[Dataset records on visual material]

==============================

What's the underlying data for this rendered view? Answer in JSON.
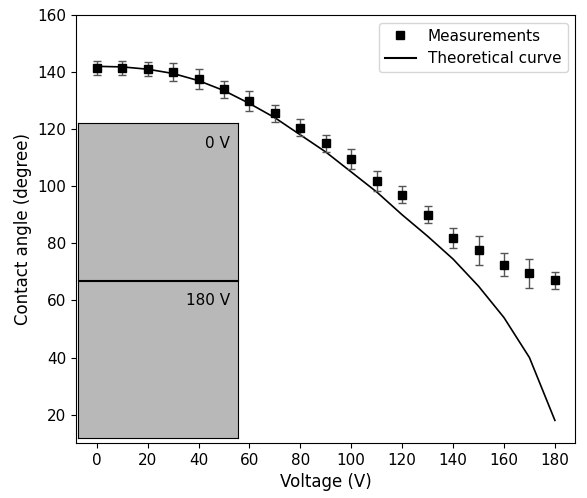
{
  "chart_data": {
    "type": "scatter",
    "x_label": "Voltage (V)",
    "y_label": "Contact angle (degree)",
    "xlim": [
      -8,
      188
    ],
    "ylim": [
      10,
      160
    ],
    "xticks": [
      0,
      20,
      40,
      60,
      80,
      100,
      120,
      140,
      160,
      180
    ],
    "yticks": [
      20,
      40,
      60,
      80,
      100,
      120,
      140,
      160
    ],
    "legend": "upper right",
    "annotations": [
      "0 V",
      "180 V"
    ],
    "series": [
      {
        "name": "Measurements",
        "type": "scatter",
        "marker": "square",
        "color": "#000000",
        "x": [
          0,
          10,
          20,
          30,
          40,
          50,
          60,
          70,
          80,
          90,
          100,
          110,
          120,
          130,
          140,
          150,
          160,
          170,
          180
        ],
        "values": [
          141.5,
          141.5,
          141,
          140,
          137.5,
          134,
          130,
          125.5,
          120.5,
          115,
          109.5,
          102,
          97,
          90,
          82,
          77.5,
          72.5,
          69.5,
          67
        ],
        "errors": [
          2.5,
          2.5,
          2.5,
          3,
          3.5,
          3,
          3.5,
          3,
          3,
          3,
          3.5,
          3.5,
          3,
          3,
          3.5,
          5,
          4,
          5,
          3
        ]
      },
      {
        "name": "Theoretical curve",
        "type": "line",
        "line_style": "solid",
        "color": "#000000",
        "x": [
          0,
          10,
          20,
          30,
          40,
          50,
          60,
          70,
          80,
          90,
          100,
          110,
          120,
          130,
          140,
          150,
          160,
          170,
          180
        ],
        "values": [
          142,
          141.8,
          141,
          139.5,
          137,
          133.5,
          129,
          124,
          118,
          112,
          105,
          98,
          90,
          82.5,
          74.5,
          65,
          54,
          40,
          18
        ]
      }
    ]
  }
}
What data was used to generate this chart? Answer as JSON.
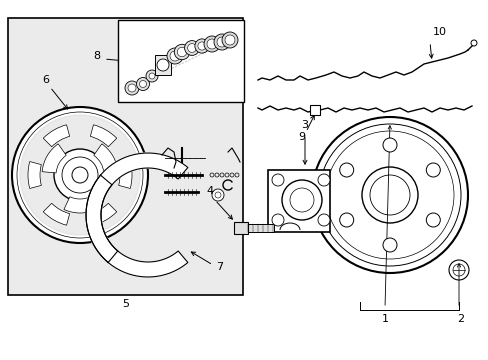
{
  "bg": "#ffffff",
  "lc": "#000000",
  "box_fill": "#ebebeb",
  "fig_w": 4.89,
  "fig_h": 3.6,
  "dpi": 100
}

==============================

**PROBLEM DESCRIPTION:**
Restate the listing above word for word, and skip the pictures.

**WRITTEN RESPONSE:**
What's the underlying data for this rendered view? Answer in JSON.
{
  "chart_data": {
    "type": "scatter",
    "x_label": "Voltage (V)",
    "y_label": "Contact angle (degree)",
    "xlim": [
      -8,
      188
    ],
    "ylim": [
      10,
      160
    ],
    "xticks": [
      0,
      20,
      40,
      60,
      80,
      100,
      120,
      140,
      160,
      180
    ],
    "yticks": [
      20,
      40,
      60,
      80,
      100,
      120,
      140,
      160
    ],
    "legend": "upper right",
    "annotations": [
      "0 V",
      "180 V"
    ],
    "series": [
      {
        "name": "Measurements",
        "type": "scatter",
        "marker": "square",
        "color": "#000000",
        "x": [
          0,
          10,
          20,
          30,
          40,
          50,
          60,
          70,
          80,
          90,
          100,
          110,
          120,
          130,
          140,
          150,
          160,
          170,
          180
        ],
        "values": [
          141.5,
          141.5,
          141,
          140,
          137.5,
          134,
          130,
          125.5,
          120.5,
          115,
          109.5,
          102,
          97,
          90,
          82,
          77.5,
          72.5,
          69.5,
          67
        ],
        "errors": [
          2.5,
          2.5,
          2.5,
          3,
          3.5,
          3,
          3.5,
          3,
          3,
          3,
          3.5,
          3.5,
          3,
          3,
          3.5,
          5,
          4,
          5,
          3
        ]
      },
      {
        "name": "Theoretical curve",
        "type": "line",
        "line_style": "solid",
        "color": "#000000",
        "x": [
          0,
          10,
          20,
          30,
          40,
          50,
          60,
          70,
          80,
          90,
          100,
          110,
          120,
          130,
          140,
          150,
          160,
          170,
          180
        ],
        "values": [
          142,
          141.8,
          141,
          139.5,
          137,
          133.5,
          129,
          124,
          118,
          112,
          105,
          98,
          90,
          82.5,
          74.5,
          65,
          54,
          40,
          18
        ]
      }
    ]
  }
}
What data was used to generate this chart? Answer as JSON.
{
  "bg": "#ffffff",
  "lc": "#000000",
  "box_fill": "#ebebeb",
  "fig_w": 4.89,
  "fig_h": 3.6,
  "dpi": 100
}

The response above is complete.